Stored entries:
***

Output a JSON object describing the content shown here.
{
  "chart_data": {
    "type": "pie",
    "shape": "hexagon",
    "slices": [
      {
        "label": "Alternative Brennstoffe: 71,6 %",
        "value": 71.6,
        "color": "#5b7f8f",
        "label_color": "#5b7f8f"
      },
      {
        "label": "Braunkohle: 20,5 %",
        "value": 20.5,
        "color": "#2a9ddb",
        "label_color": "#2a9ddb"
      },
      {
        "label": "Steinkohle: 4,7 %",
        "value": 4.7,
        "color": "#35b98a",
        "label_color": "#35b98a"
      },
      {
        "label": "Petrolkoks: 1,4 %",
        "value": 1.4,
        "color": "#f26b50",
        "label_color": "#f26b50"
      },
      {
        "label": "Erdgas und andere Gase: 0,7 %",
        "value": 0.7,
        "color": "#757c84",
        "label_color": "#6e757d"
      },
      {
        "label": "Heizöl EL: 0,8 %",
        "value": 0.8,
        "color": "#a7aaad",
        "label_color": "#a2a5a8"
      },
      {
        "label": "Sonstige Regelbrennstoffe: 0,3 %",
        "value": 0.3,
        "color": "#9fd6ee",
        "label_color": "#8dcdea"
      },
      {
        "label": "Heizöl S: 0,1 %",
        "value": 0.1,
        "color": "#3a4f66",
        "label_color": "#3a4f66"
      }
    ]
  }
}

***

Exercise task: Without changing a word, restate the whole listing.

Task result:
Output a JSON object describing the content shown here.
{
  "chart_data": {
    "type": "pie",
    "shape": "hexagon",
    "slices": [
      {
        "label": "Alternative Brennstoffe: 71,6 %",
        "value": 71.6,
        "color": "#5b7f8f",
        "label_color": "#5b7f8f"
      },
      {
        "label": "Braunkohle: 20,5 %",
        "value": 20.5,
        "color": "#2a9ddb",
        "label_color": "#2a9ddb"
      },
      {
        "label": "Steinkohle: 4,7 %",
        "value": 4.7,
        "color": "#35b98a",
        "label_color": "#35b98a"
      },
      {
        "label": "Petrolkoks: 1,4 %",
        "value": 1.4,
        "color": "#f26b50",
        "label_color": "#f26b50"
      },
      {
        "label": "Erdgas und andere Gase: 0,7 %",
        "value": 0.7,
        "color": "#757c84",
        "label_color": "#6e757d"
      },
      {
        "label": "Heizöl EL: 0,8 %",
        "value": 0.8,
        "color": "#a7aaad",
        "label_color": "#a2a5a8"
      },
      {
        "label": "Sonstige Regelbrennstoffe: 0,3 %",
        "value": 0.3,
        "color": "#9fd6ee",
        "label_color": "#8dcdea"
      },
      {
        "label": "Heizöl S: 0,1 %",
        "value": 0.1,
        "color": "#3a4f66",
        "label_color": "#3a4f66"
      }
    ]
  }
}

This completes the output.